> **DIRECTIONS**: Examine the material below. Gather every line in which the string "Trung" appears.

> **AVAILABLE DATA**:
********
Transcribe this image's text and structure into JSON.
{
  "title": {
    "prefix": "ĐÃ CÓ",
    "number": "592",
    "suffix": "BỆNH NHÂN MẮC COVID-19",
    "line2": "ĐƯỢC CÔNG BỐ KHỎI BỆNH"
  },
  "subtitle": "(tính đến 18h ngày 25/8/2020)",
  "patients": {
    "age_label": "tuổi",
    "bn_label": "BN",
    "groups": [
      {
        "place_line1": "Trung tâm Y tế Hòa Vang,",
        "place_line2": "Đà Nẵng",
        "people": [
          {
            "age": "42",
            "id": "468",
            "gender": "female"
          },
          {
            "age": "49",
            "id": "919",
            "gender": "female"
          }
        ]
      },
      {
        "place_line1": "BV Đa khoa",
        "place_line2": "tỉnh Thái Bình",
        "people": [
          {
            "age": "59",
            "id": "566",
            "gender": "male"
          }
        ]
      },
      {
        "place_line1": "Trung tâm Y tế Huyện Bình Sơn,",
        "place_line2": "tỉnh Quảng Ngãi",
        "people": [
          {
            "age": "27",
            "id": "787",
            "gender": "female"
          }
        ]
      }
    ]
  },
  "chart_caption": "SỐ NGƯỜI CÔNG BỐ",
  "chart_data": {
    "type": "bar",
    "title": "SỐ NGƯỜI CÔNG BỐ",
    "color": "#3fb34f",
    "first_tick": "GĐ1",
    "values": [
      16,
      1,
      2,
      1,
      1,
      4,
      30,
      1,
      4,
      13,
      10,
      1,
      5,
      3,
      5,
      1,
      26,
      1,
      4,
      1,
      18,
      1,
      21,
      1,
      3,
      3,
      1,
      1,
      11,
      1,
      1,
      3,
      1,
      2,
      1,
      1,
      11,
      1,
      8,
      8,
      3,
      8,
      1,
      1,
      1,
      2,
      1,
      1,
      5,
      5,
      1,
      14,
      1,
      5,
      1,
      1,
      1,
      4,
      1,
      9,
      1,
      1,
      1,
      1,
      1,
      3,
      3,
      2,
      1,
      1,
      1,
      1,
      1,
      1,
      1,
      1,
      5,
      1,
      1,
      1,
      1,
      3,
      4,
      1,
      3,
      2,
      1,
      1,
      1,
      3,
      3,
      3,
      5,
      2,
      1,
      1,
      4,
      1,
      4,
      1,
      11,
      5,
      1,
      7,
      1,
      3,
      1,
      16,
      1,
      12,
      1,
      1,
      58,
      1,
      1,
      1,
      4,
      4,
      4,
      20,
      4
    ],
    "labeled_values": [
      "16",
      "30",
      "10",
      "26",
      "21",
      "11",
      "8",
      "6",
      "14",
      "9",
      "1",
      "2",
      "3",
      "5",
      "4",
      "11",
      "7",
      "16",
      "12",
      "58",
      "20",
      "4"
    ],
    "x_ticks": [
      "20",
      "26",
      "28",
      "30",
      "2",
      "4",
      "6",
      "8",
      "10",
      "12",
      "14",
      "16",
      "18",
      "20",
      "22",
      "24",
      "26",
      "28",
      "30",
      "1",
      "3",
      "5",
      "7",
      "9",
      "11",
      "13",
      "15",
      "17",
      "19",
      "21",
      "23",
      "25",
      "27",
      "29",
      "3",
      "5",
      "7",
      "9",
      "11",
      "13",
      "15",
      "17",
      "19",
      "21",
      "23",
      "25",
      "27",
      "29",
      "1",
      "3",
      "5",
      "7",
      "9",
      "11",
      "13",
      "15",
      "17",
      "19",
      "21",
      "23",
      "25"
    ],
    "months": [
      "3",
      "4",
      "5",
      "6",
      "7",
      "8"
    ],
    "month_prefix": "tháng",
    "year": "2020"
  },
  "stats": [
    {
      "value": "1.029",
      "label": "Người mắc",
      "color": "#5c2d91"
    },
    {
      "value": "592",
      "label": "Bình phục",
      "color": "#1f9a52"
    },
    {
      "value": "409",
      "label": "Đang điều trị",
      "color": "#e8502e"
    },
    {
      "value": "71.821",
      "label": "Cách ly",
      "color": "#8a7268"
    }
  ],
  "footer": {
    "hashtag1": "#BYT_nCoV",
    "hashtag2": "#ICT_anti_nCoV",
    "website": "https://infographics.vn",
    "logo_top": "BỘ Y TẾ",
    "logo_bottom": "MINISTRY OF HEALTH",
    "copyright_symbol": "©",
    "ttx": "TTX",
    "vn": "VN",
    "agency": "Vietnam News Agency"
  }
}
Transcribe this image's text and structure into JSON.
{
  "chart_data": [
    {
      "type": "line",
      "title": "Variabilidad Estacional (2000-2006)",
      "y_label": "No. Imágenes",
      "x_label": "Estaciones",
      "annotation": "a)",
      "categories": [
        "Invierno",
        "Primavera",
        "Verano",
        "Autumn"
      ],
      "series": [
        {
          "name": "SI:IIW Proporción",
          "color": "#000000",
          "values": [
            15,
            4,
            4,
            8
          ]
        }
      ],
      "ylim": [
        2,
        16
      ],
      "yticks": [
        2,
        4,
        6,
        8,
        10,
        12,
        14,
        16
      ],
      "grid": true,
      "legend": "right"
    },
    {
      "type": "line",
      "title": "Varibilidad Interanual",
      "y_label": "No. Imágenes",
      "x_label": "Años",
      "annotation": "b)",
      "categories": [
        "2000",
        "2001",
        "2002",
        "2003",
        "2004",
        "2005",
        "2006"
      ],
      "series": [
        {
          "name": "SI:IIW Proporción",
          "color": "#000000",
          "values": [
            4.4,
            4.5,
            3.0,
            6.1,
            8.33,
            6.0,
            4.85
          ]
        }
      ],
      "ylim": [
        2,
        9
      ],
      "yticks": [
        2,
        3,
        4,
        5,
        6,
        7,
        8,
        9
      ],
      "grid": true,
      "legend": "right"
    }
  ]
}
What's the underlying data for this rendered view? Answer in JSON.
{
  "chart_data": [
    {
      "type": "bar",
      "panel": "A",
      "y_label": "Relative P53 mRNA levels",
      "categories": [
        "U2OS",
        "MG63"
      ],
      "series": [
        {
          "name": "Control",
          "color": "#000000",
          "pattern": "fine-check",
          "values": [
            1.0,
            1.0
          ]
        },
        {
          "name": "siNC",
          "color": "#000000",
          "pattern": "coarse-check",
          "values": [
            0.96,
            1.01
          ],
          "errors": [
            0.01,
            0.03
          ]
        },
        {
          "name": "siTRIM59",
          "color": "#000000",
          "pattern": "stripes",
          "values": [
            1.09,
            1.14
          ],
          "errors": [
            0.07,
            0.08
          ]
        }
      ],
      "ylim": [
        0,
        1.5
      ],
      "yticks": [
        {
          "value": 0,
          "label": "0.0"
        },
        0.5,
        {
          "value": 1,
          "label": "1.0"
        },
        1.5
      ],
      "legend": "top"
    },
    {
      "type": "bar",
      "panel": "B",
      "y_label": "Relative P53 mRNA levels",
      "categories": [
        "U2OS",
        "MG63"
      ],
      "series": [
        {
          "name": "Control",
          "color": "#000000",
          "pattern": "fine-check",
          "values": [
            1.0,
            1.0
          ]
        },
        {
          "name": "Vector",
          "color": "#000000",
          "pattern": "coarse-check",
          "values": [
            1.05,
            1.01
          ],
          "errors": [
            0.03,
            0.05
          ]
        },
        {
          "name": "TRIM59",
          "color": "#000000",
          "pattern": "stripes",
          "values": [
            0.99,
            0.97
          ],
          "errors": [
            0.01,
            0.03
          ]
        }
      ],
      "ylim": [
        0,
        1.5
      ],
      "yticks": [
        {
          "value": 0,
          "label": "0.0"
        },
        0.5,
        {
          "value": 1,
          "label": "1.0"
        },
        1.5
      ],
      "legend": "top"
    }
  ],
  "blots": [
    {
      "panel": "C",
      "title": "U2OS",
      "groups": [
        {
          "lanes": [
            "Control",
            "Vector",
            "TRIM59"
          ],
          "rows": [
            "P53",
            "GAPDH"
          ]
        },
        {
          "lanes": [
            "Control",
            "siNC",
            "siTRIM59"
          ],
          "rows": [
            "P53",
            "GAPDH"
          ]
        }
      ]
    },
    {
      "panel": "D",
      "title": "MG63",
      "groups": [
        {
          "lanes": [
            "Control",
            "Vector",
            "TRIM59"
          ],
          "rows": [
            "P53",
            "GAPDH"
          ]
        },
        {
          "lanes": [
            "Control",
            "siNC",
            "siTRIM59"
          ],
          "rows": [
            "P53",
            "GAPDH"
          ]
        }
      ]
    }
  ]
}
********
> **PROBLEM SOLUTION**:
        "place_line1": "Trung tâm Y tế Hòa Vang,",
        "place_line1": "Trung tâm Y tế Huyện Bình Sơn,",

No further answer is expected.